(Stored records)
* START *
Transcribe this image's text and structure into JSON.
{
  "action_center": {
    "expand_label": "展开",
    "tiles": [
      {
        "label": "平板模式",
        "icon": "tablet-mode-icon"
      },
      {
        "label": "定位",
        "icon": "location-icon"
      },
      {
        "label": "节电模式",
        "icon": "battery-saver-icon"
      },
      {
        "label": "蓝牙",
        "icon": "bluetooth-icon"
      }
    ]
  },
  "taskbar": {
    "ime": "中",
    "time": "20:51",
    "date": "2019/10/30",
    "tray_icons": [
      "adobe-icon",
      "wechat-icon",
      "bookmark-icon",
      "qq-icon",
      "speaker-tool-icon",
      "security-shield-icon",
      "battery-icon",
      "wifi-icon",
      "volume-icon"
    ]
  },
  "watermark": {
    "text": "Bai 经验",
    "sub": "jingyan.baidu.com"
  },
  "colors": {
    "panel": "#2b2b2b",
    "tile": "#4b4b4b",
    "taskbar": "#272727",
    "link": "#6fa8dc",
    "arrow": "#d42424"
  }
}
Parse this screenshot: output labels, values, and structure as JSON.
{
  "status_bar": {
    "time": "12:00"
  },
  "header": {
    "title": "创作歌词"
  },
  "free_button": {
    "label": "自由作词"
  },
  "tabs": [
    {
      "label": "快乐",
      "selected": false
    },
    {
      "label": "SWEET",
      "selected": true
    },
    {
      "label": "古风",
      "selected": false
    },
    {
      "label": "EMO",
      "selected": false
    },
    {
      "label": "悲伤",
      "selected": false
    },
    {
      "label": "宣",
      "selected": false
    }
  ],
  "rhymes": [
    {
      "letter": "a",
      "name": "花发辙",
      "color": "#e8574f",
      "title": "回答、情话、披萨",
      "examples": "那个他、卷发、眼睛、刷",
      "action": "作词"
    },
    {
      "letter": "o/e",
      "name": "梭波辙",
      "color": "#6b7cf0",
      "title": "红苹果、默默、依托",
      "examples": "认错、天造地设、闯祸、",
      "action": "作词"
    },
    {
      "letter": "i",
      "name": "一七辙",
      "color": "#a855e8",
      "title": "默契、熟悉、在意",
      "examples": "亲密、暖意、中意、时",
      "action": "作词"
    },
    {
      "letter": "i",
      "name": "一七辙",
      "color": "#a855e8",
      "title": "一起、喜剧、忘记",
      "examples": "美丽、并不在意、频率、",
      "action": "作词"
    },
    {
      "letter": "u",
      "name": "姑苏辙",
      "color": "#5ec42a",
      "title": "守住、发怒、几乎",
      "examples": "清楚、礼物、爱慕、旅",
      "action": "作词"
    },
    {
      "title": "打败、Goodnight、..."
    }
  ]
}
* END *
- _Objective_: Return every line above in which the string "name" occurs.

- _Response for this exercise_:
      "name": "花发辙",
      "name": "梭波辙",
      "name": "一七辙",
      "name": "一七辙",
      "name": "姑苏辙",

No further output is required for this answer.